**Record extracts:**
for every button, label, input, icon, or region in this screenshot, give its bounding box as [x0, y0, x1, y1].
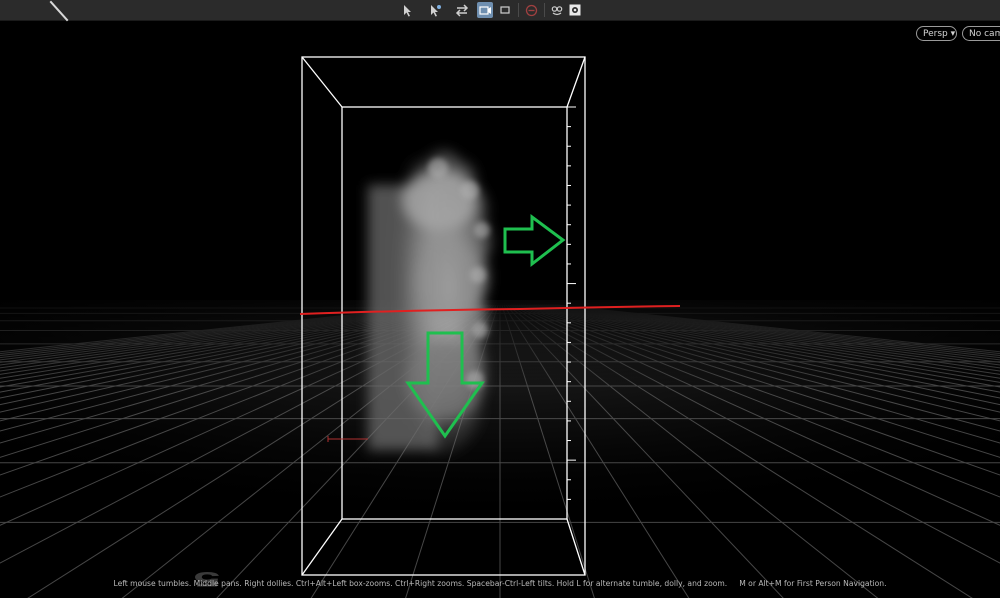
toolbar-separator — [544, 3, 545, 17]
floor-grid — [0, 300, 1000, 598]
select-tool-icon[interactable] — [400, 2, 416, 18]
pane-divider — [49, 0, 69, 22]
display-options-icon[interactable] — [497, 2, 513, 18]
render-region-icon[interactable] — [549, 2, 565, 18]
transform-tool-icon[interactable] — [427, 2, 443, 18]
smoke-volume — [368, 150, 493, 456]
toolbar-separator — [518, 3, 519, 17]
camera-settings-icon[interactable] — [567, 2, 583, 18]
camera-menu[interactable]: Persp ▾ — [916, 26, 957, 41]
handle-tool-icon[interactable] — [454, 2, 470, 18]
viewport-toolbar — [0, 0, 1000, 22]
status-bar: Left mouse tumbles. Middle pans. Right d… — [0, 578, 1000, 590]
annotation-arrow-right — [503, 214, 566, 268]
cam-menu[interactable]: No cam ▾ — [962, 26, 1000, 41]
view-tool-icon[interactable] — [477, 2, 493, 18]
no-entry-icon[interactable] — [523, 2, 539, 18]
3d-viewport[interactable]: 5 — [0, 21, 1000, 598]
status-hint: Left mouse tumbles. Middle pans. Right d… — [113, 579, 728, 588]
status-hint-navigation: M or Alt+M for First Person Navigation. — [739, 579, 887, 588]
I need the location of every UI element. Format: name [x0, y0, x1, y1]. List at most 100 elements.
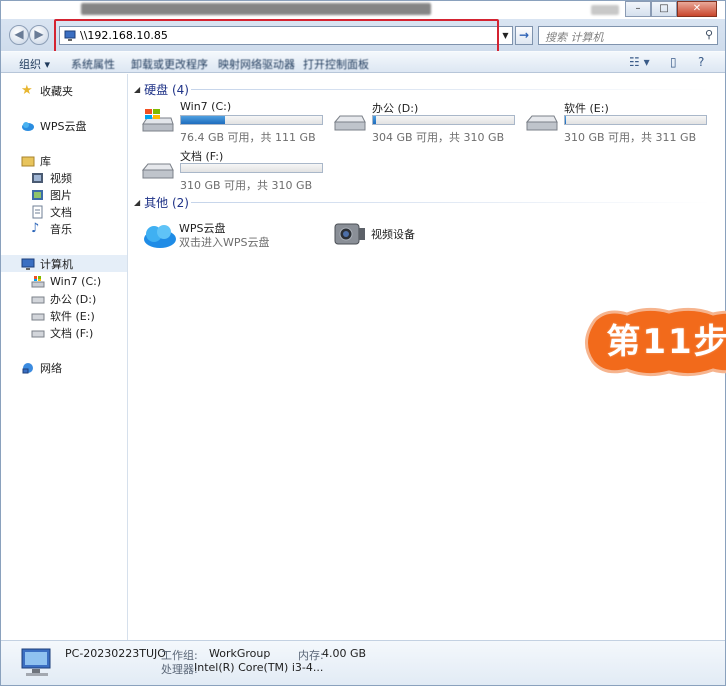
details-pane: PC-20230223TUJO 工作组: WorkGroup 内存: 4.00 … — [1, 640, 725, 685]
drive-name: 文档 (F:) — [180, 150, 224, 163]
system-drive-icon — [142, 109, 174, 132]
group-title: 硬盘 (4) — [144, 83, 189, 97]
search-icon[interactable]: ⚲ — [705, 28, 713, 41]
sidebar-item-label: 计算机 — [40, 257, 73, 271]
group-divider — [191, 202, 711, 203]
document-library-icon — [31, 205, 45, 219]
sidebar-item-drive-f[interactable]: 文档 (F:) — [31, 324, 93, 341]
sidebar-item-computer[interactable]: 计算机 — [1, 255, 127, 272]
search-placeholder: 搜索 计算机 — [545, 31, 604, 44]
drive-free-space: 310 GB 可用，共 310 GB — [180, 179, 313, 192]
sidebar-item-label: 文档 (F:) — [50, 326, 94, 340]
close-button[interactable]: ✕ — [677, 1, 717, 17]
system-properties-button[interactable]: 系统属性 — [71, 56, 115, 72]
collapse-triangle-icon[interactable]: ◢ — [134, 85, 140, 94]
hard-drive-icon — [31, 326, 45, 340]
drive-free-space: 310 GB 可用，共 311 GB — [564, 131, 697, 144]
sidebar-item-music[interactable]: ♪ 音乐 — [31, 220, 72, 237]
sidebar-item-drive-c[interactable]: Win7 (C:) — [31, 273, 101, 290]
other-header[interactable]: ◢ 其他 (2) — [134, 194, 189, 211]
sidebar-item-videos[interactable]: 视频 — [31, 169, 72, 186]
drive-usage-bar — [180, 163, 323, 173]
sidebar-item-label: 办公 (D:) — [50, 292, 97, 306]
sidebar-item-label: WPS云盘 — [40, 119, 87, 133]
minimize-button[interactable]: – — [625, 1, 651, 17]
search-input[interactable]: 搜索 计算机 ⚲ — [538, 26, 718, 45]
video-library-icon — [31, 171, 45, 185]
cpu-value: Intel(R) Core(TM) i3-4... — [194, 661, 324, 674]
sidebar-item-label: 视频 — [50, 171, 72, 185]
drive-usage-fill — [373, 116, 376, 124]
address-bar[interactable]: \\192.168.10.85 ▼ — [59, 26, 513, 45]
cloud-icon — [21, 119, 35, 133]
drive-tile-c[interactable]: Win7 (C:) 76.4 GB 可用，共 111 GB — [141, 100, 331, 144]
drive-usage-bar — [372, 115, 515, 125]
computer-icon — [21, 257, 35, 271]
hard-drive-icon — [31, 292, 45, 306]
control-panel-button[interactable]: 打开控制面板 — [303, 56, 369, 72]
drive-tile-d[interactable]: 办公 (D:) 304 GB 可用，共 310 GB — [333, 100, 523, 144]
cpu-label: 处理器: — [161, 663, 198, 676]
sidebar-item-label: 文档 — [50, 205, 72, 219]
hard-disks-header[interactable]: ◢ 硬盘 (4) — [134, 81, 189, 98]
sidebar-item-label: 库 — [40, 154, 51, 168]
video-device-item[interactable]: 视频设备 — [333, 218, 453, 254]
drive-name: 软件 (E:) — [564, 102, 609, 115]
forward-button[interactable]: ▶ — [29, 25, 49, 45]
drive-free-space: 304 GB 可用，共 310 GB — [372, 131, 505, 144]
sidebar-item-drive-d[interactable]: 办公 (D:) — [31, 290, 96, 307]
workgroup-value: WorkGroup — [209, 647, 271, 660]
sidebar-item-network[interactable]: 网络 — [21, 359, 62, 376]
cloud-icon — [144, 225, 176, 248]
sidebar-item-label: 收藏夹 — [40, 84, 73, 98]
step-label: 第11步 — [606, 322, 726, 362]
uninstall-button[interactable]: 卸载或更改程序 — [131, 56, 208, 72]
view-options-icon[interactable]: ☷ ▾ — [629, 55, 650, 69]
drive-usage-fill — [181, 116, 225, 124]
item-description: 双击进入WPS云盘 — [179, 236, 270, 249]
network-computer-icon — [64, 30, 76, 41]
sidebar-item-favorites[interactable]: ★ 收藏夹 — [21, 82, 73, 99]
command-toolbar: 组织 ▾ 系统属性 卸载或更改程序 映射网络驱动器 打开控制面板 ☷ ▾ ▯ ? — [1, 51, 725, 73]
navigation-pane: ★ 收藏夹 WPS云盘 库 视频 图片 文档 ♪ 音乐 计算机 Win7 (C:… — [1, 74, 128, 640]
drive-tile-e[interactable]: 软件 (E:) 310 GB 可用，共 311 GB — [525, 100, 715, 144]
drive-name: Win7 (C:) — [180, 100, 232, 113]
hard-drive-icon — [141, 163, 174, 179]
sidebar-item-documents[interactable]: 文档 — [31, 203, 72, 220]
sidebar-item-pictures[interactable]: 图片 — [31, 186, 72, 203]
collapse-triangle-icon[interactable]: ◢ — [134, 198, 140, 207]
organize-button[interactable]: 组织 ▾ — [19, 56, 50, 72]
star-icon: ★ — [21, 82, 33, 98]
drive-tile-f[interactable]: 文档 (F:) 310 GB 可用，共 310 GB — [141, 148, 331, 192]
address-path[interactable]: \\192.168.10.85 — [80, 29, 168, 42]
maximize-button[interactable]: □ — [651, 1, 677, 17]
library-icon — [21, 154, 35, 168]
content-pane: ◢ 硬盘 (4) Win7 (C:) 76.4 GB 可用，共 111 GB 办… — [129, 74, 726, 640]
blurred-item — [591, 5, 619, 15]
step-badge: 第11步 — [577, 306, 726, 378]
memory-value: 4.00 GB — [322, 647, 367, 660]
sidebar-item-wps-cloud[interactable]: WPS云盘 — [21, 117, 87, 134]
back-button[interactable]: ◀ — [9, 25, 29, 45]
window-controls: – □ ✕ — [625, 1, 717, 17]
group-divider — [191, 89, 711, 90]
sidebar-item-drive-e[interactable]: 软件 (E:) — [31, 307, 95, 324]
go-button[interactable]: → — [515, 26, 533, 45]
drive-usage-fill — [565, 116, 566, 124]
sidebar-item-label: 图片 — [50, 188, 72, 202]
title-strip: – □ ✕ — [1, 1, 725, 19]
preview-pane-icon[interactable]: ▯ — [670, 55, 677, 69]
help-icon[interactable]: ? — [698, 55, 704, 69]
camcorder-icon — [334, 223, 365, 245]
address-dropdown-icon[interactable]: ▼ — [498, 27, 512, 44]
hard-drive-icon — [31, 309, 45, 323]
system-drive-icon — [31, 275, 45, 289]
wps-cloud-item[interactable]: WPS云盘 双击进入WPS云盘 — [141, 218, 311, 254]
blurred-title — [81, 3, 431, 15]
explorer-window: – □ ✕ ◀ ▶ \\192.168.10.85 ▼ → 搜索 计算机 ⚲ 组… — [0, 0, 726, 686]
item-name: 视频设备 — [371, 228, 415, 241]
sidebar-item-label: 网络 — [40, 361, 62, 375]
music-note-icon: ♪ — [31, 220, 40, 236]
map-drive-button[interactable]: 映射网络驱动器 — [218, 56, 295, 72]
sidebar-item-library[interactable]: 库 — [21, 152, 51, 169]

**What you should do:** Copy the lines of the data above verbatim, from the line with "details-pane: PC-20230223TUJO 工作组: WorkGroup" up to and including the line with "search-icon[interactable]: ⚲ —".

**Final result:**
details-pane: PC-20230223TUJO 工作组: WorkGroup 内存: 4.00 … — [1, 640, 725, 685]
drive-name: 文档 (F:) — [180, 150, 224, 163]
system-drive-icon — [142, 109, 174, 132]
group-title: 硬盘 (4) — [144, 83, 189, 97]
search-icon[interactable]: ⚲ — [705, 28, 713, 41]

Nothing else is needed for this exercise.